Cumhurbaşkanı Recep Tayyip Erdoğan, Fransız Le Monde gazetesine konuştu.

Cumhurbaşkanı Erdoğan, "Vize muafiyeti uygulanmazsa sığınmacı anlaşması devam etmez" ifadelerini kullandı.

Cumhurbaşkanı Erdoğan, 15 Temmuz darbe girişiminde Batı'nın Türkiye'yi yalnız bıraktığını söyledi.

Cumhurbaşkanı Erdoğan Fransa'da Charlie Hebdo saldırısı sırasında dönemin Başbakanı Ahmet Davutoğlu'nun Fransa'ya giderek destek gösterisine katıldığını hatırlattı. 

Cumhurbaşkanı Erdoğan buna karşın hiçbir Batılı liderin bu dönemde Türkiye'ye gelmediğine dikkat çekti. 

Erdoğan darbe sürecinde Batılı ülkelerin tutumunu da eleştirerek, "Batılılar, Türkleri yalnız bıraktı" dedi.

Cumhurbaşkanı Recep Tayyip Erdoğan, "Klişe kınama cümleleri yeterli değildi. onları buraya beklerdim" ifadesini kullandı.

ERDOĞAN: SİZE GÖRE PUTİN DOĞULU MU?

Erdoğan, Le Monde'un "Kendinizi Putin'e Batılı politikacılara olduğundan daha yakın mı hissediyorsunuz?" sorusu üzerine önce "Size göre Putin Doğulu mu?" diye yanıt verdi.

"Rusya hem Avrupa hem de Asya ülkesi. Bu konuya böyle bakıyoruz. Batı dünyası Rusya'yı dışlamayı denedi, bizi değil" yanıtını veren Erdoğan, "9 Ağustos'ta gerçekleştirilecek görüşme Türkiye'deki darbe girişiminden önce planlanmıştı. Eminim ki Putin'le gerçekleştireceğimiz görüşme bu görüşme ülkelerimizin ilişkilerinde yeni bir aşamanın başlangıcı olacak."

‘ESED İKTİDARDA KALDIKÇA, SORUNA ÇÖZÜM BULUNAMAZ’

Erdoğan, “Rusya ile yakınlaşma, Suriye’deki Esad rejimine yönelik tavrınızı değiştirebilir mi?” sorusu üzerine ise şu değerlendirmeleri yaptı:

“Suriye sorununun çözümü en önemli aktörlerin harekete geçmesini gerektiriyor: Rusya, Türkiye, İran, Suudi Arabistan, Katar ve ABD. Biz daima bu soruna birlikte ve hızlı bir çözüm önerdik. Ancak (Suriye Devlet Başkanı Beşar Esad) Esed iktidarda kaldıkça, soruna çözüm bulunamaz.

Esed’in gitmesi gerekiyor. Bu olduktan sonra, hepimiz için kabul edilebilir bir isim üzerinde uzlaşabiliriz. Esed’in katılmadığı bir seçim de düzenlenirse, bir geçiş mümkün olur. Böyle bir çözüm için daha önceden hazırlıklarımızı yaptık.

_ _ _ _ _ _ _

Verilen görev a
Girdilerde "sidebar: Agent Portal" ifadesini içeren satırdan başlayıp "collapse-sidebar-button[interactable]: [201, 20, 239, 58]" ifadesini içeren satır da dahil olmak üzere o satıra kadar uzanan satırları hiçbir değişiklik yapmadan yeniden yazın.

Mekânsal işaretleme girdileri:
_ _ _ _ _ _ _

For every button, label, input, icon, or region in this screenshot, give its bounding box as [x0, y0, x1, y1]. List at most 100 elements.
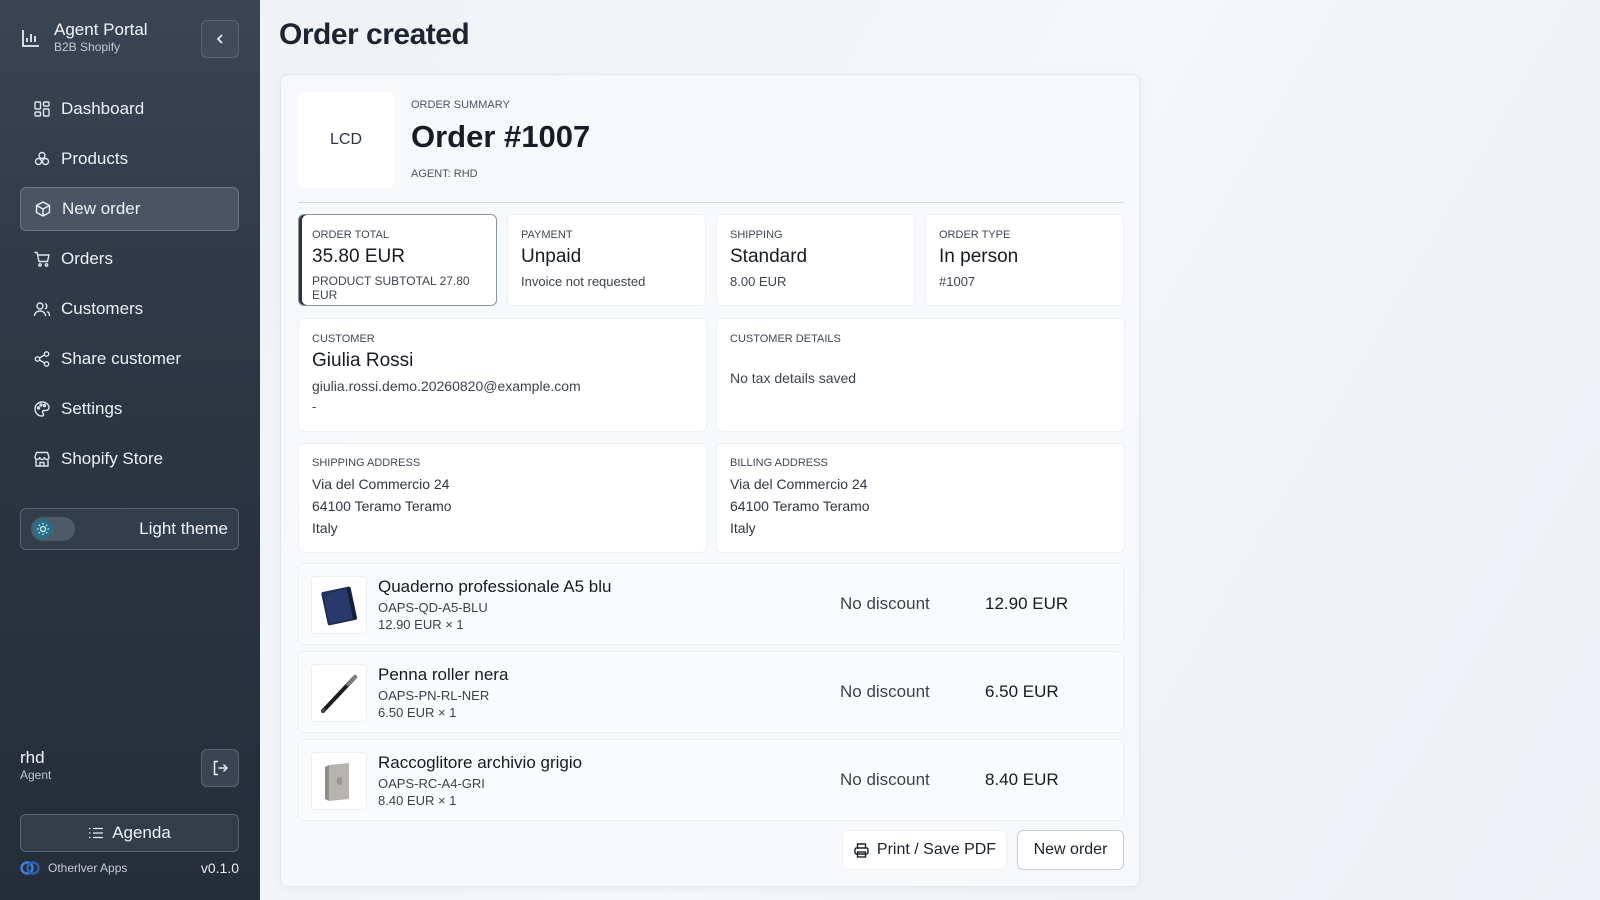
sidebar: Agent Portal B2B Shopify Dashboard Produ…: [0, 0, 260, 900]
customer-name: Giulia Rossi: [312, 350, 414, 371]
order-number: Order #1007: [411, 119, 591, 154]
item-name: Quaderno professionale A5 blu: [378, 577, 612, 596]
palette-icon: [34, 401, 50, 417]
sidebar-item-share-customer[interactable]: Share customer: [20, 337, 239, 381]
pen-thumb: [311, 664, 367, 722]
shipping-value: Standard: [730, 246, 808, 267]
bar-chart-icon: [22, 29, 39, 47]
order-type-sub: #1007: [939, 274, 976, 289]
dashboard-icon: [34, 101, 50, 117]
shipping-box: SHIPPING Standard 8.00 EUR: [716, 214, 915, 306]
new-order-button[interactable]: New order: [1017, 830, 1124, 870]
line-item: Penna roller nera OAPS-PN-RL-NER 6.50 EU…: [298, 651, 1124, 733]
chevron-left-icon: [216, 34, 223, 44]
store-logo: LCD: [298, 92, 394, 188]
billing-address-line: Italy: [730, 520, 756, 536]
shipping-address-line: Italy: [312, 520, 338, 536]
theme-toggle[interactable]: Light theme: [20, 508, 239, 550]
sidebar-item-orders[interactable]: Orders: [20, 237, 239, 281]
sidebar-item-customers[interactable]: Customers: [20, 287, 239, 331]
order-total-box: ORDER TOTAL 35.80 EUR PRODUCT SUBTOTAL 2…: [298, 214, 497, 306]
sidebar-item-label: Shopify Store: [61, 449, 164, 468]
item-name: Raccoglitore archivio grigio: [378, 753, 583, 772]
customer-email: giulia.rossi.demo.20260820@example.com: [312, 378, 581, 394]
sidebar-item-label: New order: [62, 199, 141, 218]
payment-box: PAYMENT Unpaid Invoice not requested: [507, 214, 706, 306]
billing-address-label: BILLING ADDRESS: [730, 457, 828, 469]
sidebar-item-settings[interactable]: Settings: [20, 387, 239, 431]
new-order-icon: [35, 201, 51, 217]
billing-address-box: BILLING ADDRESS Via del Commercio 24 641…: [716, 443, 1125, 553]
print-save-pdf-button[interactable]: Print / Save PDF: [842, 830, 1007, 870]
company-name: Otherlver Apps: [48, 861, 128, 875]
payment-value: Unpaid: [521, 246, 582, 267]
sidebar-item-shopify-store[interactable]: Shopify Store: [20, 437, 239, 481]
collapse-sidebar-button[interactable]: [201, 20, 239, 58]
customer-box: CUSTOMER Giulia Rossi giulia.rossi.demo.…: [298, 318, 707, 432]
brand-title: Agent Portal: [54, 20, 148, 39]
brand-subtitle: B2B Shopify: [54, 40, 121, 54]
customer-details-box: CUSTOMER DETAILS No tax details saved: [716, 318, 1125, 432]
sidebar-item-label: Dashboard: [61, 99, 145, 118]
item-discount: No discount: [840, 770, 930, 789]
item-quantity: 6.50 EUR × 1: [378, 705, 457, 720]
sidebar-nav: Dashboard Products New order Orders Cust…: [20, 87, 239, 487]
sidebar-item-dashboard[interactable]: Dashboard: [20, 87, 239, 131]
item-name: Penna roller nera: [378, 665, 509, 684]
item-sku: OAPS-RC-A4-GRI: [378, 776, 485, 791]
customer-details-label: CUSTOMER DETAILS: [730, 333, 841, 345]
customer-extra: -: [312, 399, 317, 414]
billing-address-line: Via del Commercio 24: [730, 476, 868, 492]
item-price: 8.40 EUR: [985, 770, 1059, 789]
store-icon: [34, 451, 50, 467]
user-name: rhd: [20, 748, 45, 767]
billing-address-line: 64100 Teramo Teramo: [730, 498, 870, 514]
cart-icon: [34, 251, 50, 267]
logout-icon: [213, 760, 229, 776]
print-label: Print / Save PDF: [876, 841, 997, 858]
sidebar-item-label: Customers: [61, 299, 144, 318]
customer-label: CUSTOMER: [312, 333, 375, 345]
shipping-address-box: SHIPPING ADDRESS Via del Commercio 24 64…: [298, 443, 707, 553]
user-role: Agent: [20, 768, 52, 782]
shipping-label: SHIPPING: [730, 229, 783, 241]
company-logo-icon: [20, 861, 40, 875]
notebook-thumb: [311, 576, 367, 634]
order-summary-card: LCD ORDER SUMMARY Order #1007 AGENT: RHD…: [280, 74, 1140, 887]
shipping-cost: 8.00 EUR: [730, 274, 787, 289]
printer-icon: [854, 842, 869, 858]
item-sku: OAPS-QD-A5-BLU: [378, 600, 488, 615]
item-quantity: 8.40 EUR × 1: [378, 793, 457, 808]
order-total-label: ORDER TOTAL: [312, 229, 390, 241]
agenda-button[interactable]: Agenda: [20, 814, 239, 852]
agenda-label: Agenda: [112, 823, 171, 842]
agent-line: AGENT: RHD: [411, 168, 478, 180]
summary-label: ORDER SUMMARY: [411, 99, 510, 111]
customer-details-text: No tax details saved: [730, 370, 857, 386]
payment-label: PAYMENT: [521, 229, 573, 241]
shipping-address-line: Via del Commercio 24: [312, 476, 450, 492]
brand: Agent Portal B2B Shopify: [20, 20, 148, 55]
order-type-box: ORDER TYPE In person #1007: [925, 214, 1124, 306]
sidebar-item-new-order[interactable]: New order: [20, 187, 239, 231]
sun-icon: [33, 519, 53, 539]
theme-label: Light theme: [139, 519, 228, 538]
logout-button[interactable]: [201, 749, 239, 787]
company-credit: Otherlver Apps: [20, 860, 127, 876]
shipping-address-line: 64100 Teramo Teramo: [312, 498, 452, 514]
item-quantity: 12.90 EUR × 1: [378, 617, 464, 632]
sidebar-item-products[interactable]: Products: [20, 137, 239, 181]
user-info: rhd Agent: [20, 748, 51, 782]
list-icon: [89, 827, 104, 839]
item-discount: No discount: [840, 594, 930, 613]
payment-sub: Invoice not requested: [521, 274, 646, 289]
order-type-value: In person: [939, 246, 1019, 267]
sidebar-item-label: Orders: [61, 249, 113, 268]
sidebar-item-label: Products: [61, 149, 129, 168]
item-sku: OAPS-PN-RL-NER: [378, 688, 490, 703]
version-label: v0.1.0: [200, 860, 239, 876]
users-icon: [33, 302, 51, 317]
binder-thumb: [311, 752, 367, 810]
sidebar-item-label: Settings: [61, 399, 123, 418]
theme-switch[interactable]: [31, 517, 75, 541]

_ _ _ _ _ _ _

Verilen görev b
Erdoğan'ın Le Monde'a verdiği röportajı aktaran haberi, gösterilen son cümlenin ardından sürdürün.

Alıştırma çıktısı a
sidebar: Agent Portal B2B Shopify Dashboard Produ…: [0, 0, 260, 900]
customer-name: Giulia Rossi: [312, 350, 414, 371]
order-number: Order #1007: [411, 119, 591, 154]
item-name: Quaderno professionale A5 blu: [378, 577, 612, 596]
palette-icon: [34, 401, 50, 417]
sidebar-item-share-customer[interactable]: Share customer: [20, 337, 239, 381]
pen-thumb: [311, 664, 367, 722]
shipping-value: Standard: [730, 246, 808, 267]
bar-chart-icon: [22, 29, 39, 47]
order-type-sub: #1007: [939, 274, 976, 289]
dashboard-icon: [34, 101, 50, 117]
shipping-box: SHIPPING Standard 8.00 EUR: [716, 214, 915, 306]
new-order-button[interactable]: New order: [1017, 830, 1124, 870]
line-item: Penna roller nera OAPS-PN-RL-NER 6.50 EU…: [298, 651, 1124, 733]
chevron-left-icon: [216, 34, 223, 44]
store-logo: LCD: [298, 92, 394, 188]
billing-address-line: Italy: [730, 520, 756, 536]
shipping-address-line: Italy: [312, 520, 338, 536]
theme-toggle[interactable]: Light theme: [20, 508, 239, 550]
sidebar-item-orders[interactable]: Orders: [20, 237, 239, 281]
sidebar-item-customers[interactable]: Customers: [20, 287, 239, 331]
order-total-box: ORDER TOTAL 35.80 EUR PRODUCT SUBTOTAL 2…: [298, 214, 497, 306]
sidebar-item-label: Shopify Store: [61, 449, 164, 468]
item-name: Raccoglitore archivio grigio: [378, 753, 583, 772]
customer-email: giulia.rossi.demo.20260820@example.com: [312, 378, 581, 394]
sidebar-item-label: New order: [62, 199, 141, 218]
payment-box: PAYMENT Unpaid Invoice not requested: [507, 214, 706, 306]
billing-address-label: BILLING ADDRESS: [730, 457, 828, 469]
sidebar-item-settings[interactable]: Settings: [20, 387, 239, 431]
new-order-icon: [35, 201, 51, 217]
billing-address-box: BILLING ADDRESS Via del Commercio 24 641…: [716, 443, 1125, 553]
print-save-pdf-button[interactable]: Print / Save PDF: [842, 830, 1007, 870]
company-name: Otherlver Apps: [48, 861, 128, 875]
payment-value: Unpaid: [521, 246, 582, 267]
sidebar-item-shopify-store[interactable]: Shopify Store: [20, 437, 239, 481]
collapse-sidebar-button[interactable]: [201, 20, 239, 58]

Alıştırma çıktısı b
‘600 BİN VATANDAŞININ ÖLÜMÜNDEN SORUMLU BİRİ BİZİM DESTEĞİMİZDEN FAYDALANMAMALI’

Suriye’de 600 bin insan öldürüldü. Bunun sorumlusu kim? Esed. 600 bin vatandaşının ölümünden sorumlu biri bizim desteğimizden faydalanmamalı. Buna rağmen bazıları onu (Esad) destekliyor. Eğer demokrasiye inanıyorsak bu oyunu oynamamalıyız. Başka bir yöne gitmeliyiz.

'BU ÜLKEYİ YÖNETEBİLECEK BAŞKA BİRİ YOK MU?'

Ve inanıyorum ki Batı dünyası, bu sorun konusunda bize ders vermeye kalkışan- Almanya, Fransa ya da İngiltere olsun, hepimiz birlikte ve tabi ki önemli bir aktör olan Rusya ile de bir arada olmak üzere, bir masanın etrafında bir araya gelmeli ve neden 600 bin insanın neden öldüğünü kendimize sormalıyız. Beni üzen bu. 600 bin kişinin katledildiği gerçeği, bizi Esed’i desteklememeye teşvik etmeli. Bu ülkeyi yönetebilecek başka biri yok mu?

‘DİYORLAR Kİ, ESED (ESAD) GİDERSE DAEŞ GELİR. BU OLMAZ’

Bize diyorlar ki, Esed giderse DAEŞ (IŞİD) gelir. Böyle bir şey olmaz. Nasıl DAEŞ’e karşı birlikte mücadele ediyorsak bu rejime karşı da birlikte mücadele edebiliriz. Suriye halkına istediği adayı seçme şansını vermek bizim görevimizdir. Tek çözüm bu. Suriye halkına güvenmiyoruz deyip başkalarının Suriye’nin kaderini kararlaştırmasına izin veremeyiz."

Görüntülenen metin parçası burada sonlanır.